**Problem to work on**
Your task is to copy every record exactly.

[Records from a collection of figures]
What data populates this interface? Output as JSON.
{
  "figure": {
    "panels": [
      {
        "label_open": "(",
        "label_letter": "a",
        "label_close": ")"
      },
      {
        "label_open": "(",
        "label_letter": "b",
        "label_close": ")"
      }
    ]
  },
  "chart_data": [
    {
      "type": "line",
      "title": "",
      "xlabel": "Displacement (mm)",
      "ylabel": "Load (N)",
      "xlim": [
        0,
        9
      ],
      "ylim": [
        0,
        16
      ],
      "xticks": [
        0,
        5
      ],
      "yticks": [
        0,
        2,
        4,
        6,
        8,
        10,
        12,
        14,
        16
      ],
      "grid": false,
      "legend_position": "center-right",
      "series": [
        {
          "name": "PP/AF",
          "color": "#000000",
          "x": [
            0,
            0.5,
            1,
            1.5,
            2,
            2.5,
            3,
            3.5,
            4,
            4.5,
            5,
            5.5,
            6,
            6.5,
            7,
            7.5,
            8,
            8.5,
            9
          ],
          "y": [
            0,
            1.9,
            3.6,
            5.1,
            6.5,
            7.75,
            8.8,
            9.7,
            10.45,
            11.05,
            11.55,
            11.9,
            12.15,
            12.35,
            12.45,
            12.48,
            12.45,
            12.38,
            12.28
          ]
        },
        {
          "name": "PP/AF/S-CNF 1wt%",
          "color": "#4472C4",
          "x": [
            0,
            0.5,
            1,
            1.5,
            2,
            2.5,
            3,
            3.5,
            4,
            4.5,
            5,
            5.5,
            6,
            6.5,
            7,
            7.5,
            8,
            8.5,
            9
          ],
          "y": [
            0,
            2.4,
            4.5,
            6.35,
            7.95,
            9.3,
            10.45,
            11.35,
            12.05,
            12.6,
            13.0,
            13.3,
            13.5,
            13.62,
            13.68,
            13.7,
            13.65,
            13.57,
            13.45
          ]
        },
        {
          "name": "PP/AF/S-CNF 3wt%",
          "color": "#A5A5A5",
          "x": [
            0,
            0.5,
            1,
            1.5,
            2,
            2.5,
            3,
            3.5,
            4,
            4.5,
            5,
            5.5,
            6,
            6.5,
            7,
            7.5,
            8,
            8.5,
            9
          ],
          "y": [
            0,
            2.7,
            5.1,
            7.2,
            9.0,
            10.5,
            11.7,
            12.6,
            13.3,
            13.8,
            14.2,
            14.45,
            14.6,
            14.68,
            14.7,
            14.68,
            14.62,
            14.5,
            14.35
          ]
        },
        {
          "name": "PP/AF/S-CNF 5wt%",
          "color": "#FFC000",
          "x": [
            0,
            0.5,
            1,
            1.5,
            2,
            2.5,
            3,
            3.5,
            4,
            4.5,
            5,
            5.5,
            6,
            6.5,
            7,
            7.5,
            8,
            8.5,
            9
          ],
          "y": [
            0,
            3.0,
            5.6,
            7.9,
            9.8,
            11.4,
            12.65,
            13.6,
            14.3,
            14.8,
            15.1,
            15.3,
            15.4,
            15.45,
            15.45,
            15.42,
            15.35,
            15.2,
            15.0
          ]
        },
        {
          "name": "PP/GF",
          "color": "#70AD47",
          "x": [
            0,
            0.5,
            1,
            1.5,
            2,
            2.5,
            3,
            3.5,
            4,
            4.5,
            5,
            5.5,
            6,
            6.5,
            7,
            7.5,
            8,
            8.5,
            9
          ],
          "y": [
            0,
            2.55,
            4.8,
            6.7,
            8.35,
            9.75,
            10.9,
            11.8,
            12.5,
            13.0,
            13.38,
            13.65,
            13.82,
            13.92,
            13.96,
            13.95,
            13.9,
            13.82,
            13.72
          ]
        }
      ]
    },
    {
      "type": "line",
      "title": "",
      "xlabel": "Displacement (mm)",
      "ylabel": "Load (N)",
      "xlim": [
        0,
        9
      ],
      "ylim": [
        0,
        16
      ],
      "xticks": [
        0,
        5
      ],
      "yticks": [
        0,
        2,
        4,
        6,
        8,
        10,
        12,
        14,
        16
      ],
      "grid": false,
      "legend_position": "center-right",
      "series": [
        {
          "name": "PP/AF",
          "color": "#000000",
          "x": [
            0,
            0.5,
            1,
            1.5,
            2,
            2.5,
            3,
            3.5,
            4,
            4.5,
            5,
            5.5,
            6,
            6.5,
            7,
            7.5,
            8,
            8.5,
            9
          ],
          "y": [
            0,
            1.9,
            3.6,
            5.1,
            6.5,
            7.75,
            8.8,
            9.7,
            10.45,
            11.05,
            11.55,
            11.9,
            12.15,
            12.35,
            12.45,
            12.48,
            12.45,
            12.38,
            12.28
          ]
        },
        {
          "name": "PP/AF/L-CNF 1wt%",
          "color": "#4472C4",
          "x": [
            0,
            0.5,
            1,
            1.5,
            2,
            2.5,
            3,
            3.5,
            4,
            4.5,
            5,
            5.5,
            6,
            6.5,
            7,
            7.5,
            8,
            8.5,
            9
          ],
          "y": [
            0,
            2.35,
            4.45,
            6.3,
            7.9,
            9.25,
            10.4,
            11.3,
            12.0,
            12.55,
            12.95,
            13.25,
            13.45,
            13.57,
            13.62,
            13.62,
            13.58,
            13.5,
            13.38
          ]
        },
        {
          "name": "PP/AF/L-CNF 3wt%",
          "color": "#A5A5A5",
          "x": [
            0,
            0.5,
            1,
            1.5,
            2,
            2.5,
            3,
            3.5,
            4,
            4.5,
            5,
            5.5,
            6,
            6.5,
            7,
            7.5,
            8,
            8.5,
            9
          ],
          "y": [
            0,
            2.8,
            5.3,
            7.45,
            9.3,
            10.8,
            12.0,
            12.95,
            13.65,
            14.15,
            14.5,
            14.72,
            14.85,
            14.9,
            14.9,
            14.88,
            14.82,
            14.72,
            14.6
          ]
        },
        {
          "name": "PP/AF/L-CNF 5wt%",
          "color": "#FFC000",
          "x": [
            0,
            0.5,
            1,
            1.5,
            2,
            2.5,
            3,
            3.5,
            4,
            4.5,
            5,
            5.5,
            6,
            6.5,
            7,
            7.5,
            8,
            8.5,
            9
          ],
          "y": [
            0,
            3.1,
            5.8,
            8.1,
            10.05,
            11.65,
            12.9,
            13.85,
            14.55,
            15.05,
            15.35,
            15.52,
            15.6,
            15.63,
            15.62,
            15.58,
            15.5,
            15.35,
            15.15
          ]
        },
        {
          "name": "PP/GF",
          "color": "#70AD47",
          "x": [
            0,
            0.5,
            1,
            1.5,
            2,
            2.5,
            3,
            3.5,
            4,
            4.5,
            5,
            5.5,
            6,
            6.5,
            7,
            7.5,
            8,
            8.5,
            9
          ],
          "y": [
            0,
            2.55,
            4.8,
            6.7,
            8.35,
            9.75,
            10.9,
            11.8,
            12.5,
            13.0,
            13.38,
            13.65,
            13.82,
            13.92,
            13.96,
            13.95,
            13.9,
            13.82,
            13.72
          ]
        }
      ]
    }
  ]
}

**Solution to this problem**
What data populates this interface? Output as JSON.
{
  "figure": {
    "panels": [
      {
        "label_open": "(",
        "label_letter": "a",
        "label_close": ")"
      },
      {
        "label_open": "(",
        "label_letter": "b",
        "label_close": ")"
      }
    ]
  },
  "chart_data": [
    {
      "type": "line",
      "title": "",
      "xlabel": "Displacement (mm)",
      "ylabel": "Load (N)",
      "xlim": [
        0,
        9
      ],
      "ylim": [
        0,
        16
      ],
      "xticks": [
        0,
        5
      ],
      "yticks": [
        0,
        2,
        4,
        6,
        8,
        10,
        12,
        14,
        16
      ],
      "grid": false,
      "legend_position": "center-right",
      "series": [
        {
          "name": "PP/AF",
          "color": "#000000",
          "x": [
            0,
            0.5,
            1,
            1.5,
            2,
            2.5,
            3,
            3.5,
            4,
            4.5,
            5,
            5.5,
            6,
            6.5,
            7,
            7.5,
            8,
            8.5,
            9
          ],
          "y": [
            0,
            1.9,
            3.6,
            5.1,
            6.5,
            7.75,
            8.8,
            9.7,
            10.45,
            11.05,
            11.55,
            11.9,
            12.15,
            12.35,
            12.45,
            12.48,
            12.45,
            12.38,
            12.28
          ]
        },
        {
          "name": "PP/AF/S-CNF 1wt%",
          "color": "#4472C4",
          "x": [
            0,
            0.5,
            1,
            1.5,
            2,
            2.5,
            3,
            3.5,
            4,
            4.5,
            5,
            5.5,
            6,
            6.5,
            7,
            7.5,
            8,
            8.5,
            9
          ],
          "y": [
            0,
            2.4,
            4.5,
            6.35,
            7.95,
            9.3,
            10.45,
            11.35,
            12.05,
            12.6,
            13.0,
            13.3,
            13.5,
            13.62,
            13.68,
            13.7,
            13.65,
            13.57,
            13.45
          ]
        },
        {
          "name": "PP/AF/S-CNF 3wt%",
          "color": "#A5A5A5",
          "x": [
            0,
            0.5,
            1,
            1.5,
            2,
            2.5,
            3,
            3.5,
            4,
            4.5,
            5,
            5.5,
            6,
            6.5,
            7,
            7.5,
            8,
            8.5,
            9
          ],
          "y": [
            0,
            2.7,
            5.1,
            7.2,
            9.0,
            10.5,
            11.7,
            12.6,
            13.3,
            13.8,
            14.2,
            14.45,
            14.6,
            14.68,
            14.7,
            14.68,
            14.62,
            14.5,
            14.35
          ]
        },
        {
          "name": "PP/AF/S-CNF 5wt%",
          "color": "#FFC000",
          "x": [
            0,
            0.5,
            1,
            1.5,
            2,
            2.5,
            3,
            3.5,
            4,
            4.5,
            5,
            5.5,
            6,
            6.5,
            7,
            7.5,
            8,
            8.5,
            9
          ],
          "y": [
            0,
            3.0,
            5.6,
            7.9,
            9.8,
            11.4,
            12.65,
            13.6,
            14.3,
            14.8,
            15.1,
            15.3,
            15.4,
            15.45,
            15.45,
            15.42,
            15.35,
            15.2,
            15.0
          ]
        },
        {
          "name": "PP/GF",
          "color": "#70AD47",
          "x": [
            0,
            0.5,
            1,
            1.5,
            2,
            2.5,
            3,
            3.5,
            4,
            4.5,
            5,
            5.5,
            6,
            6.5,
            7,
            7.5,
            8,
            8.5,
            9
          ],
          "y": [
            0,
            2.55,
            4.8,
            6.7,
            8.35,
            9.75,
            10.9,
            11.8,
            12.5,
            13.0,
            13.38,
            13.65,
            13.82,
            13.92,
            13.96,
            13.95,
            13.9,
            13.82,
            13.72
          ]
        }
      ]
    },
    {
      "type": "line",
      "title": "",
      "xlabel": "Displacement (mm)",
      "ylabel": "Load (N)",
      "xlim": [
        0,
        9
      ],
      "ylim": [
        0,
        16
      ],
      "xticks": [
        0,
        5
      ],
      "yticks": [
        0,
        2,
        4,
        6,
        8,
        10,
        12,
        14,
        16
      ],
      "grid": false,
      "legend_position": "center-right",
      "series": [
        {
          "name": "PP/AF",
          "color": "#000000",
          "x": [
            0,
            0.5,
            1,
            1.5,
            2,
            2.5,
            3,
            3.5,
            4,
            4.5,
            5,
            5.5,
            6,
            6.5,
            7,
            7.5,
            8,
            8.5,
            9
          ],
          "y": [
            0,
            1.9,
            3.6,
            5.1,
            6.5,
            7.75,
            8.8,
            9.7,
            10.45,
            11.05,
            11.55,
            11.9,
            12.15,
            12.35,
            12.45,
            12.48,
            12.45,
            12.38,
            12.28
          ]
        },
        {
          "name": "PP/AF/L-CNF 1wt%",
          "color": "#4472C4",
          "x": [
            0,
            0.5,
            1,
            1.5,
            2,
            2.5,
            3,
            3.5,
            4,
            4.5,
            5,
            5.5,
            6,
            6.5,
            7,
            7.5,
            8,
            8.5,
            9
          ],
          "y": [
            0,
            2.35,
            4.45,
            6.3,
            7.9,
            9.25,
            10.4,
            11.3,
            12.0,
            12.55,
            12.95,
            13.25,
            13.45,
            13.57,
            13.62,
            13.62,
            13.58,
            13.5,
            13.38
          ]
        },
        {
          "name": "PP/AF/L-CNF 3wt%",
          "color": "#A5A5A5",
          "x": [
            0,
            0.5,
            1,
            1.5,
            2,
            2.5,
            3,
            3.5,
            4,
            4.5,
            5,
            5.5,
            6,
            6.5,
            7,
            7.5,
            8,
            8.5,
            9
          ],
          "y": [
            0,
            2.8,
            5.3,
            7.45,
            9.3,
            10.8,
            12.0,
            12.95,
            13.65,
            14.15,
            14.5,
            14.72,
            14.85,
            14.9,
            14.9,
            14.88,
            14.82,
            14.72,
            14.6
          ]
        },
        {
          "name": "PP/AF/L-CNF 5wt%",
          "color": "#FFC000",
          "x": [
            0,
            0.5,
            1,
            1.5,
            2,
            2.5,
            3,
            3.5,
            4,
            4.5,
            5,
            5.5,
            6,
            6.5,
            7,
            7.5,
            8,
            8.5,
            9
          ],
          "y": [
            0,
            3.1,
            5.8,
            8.1,
            10.05,
            11.65,
            12.9,
            13.85,
            14.55,
            15.05,
            15.35,
            15.52,
            15.6,
            15.63,
            15.62,
            15.58,
            15.5,
            15.35,
            15.15
          ]
        },
        {
          "name": "PP/GF",
          "color": "#70AD47",
          "x": [
            0,
            0.5,
            1,
            1.5,
            2,
            2.5,
            3,
            3.5,
            4,
            4.5,
            5,
            5.5,
            6,
            6.5,
            7,
            7.5,
            8,
            8.5,
            9
          ],
          "y": [
            0,
            2.55,
            4.8,
            6.7,
            8.35,
            9.75,
            10.9,
            11.8,
            12.5,
            13.0,
            13.38,
            13.65,
            13.82,
            13.92,
            13.96,
            13.95,
            13.9,
            13.82,
            13.72
          ]
        }
      ]
    }
  ]
}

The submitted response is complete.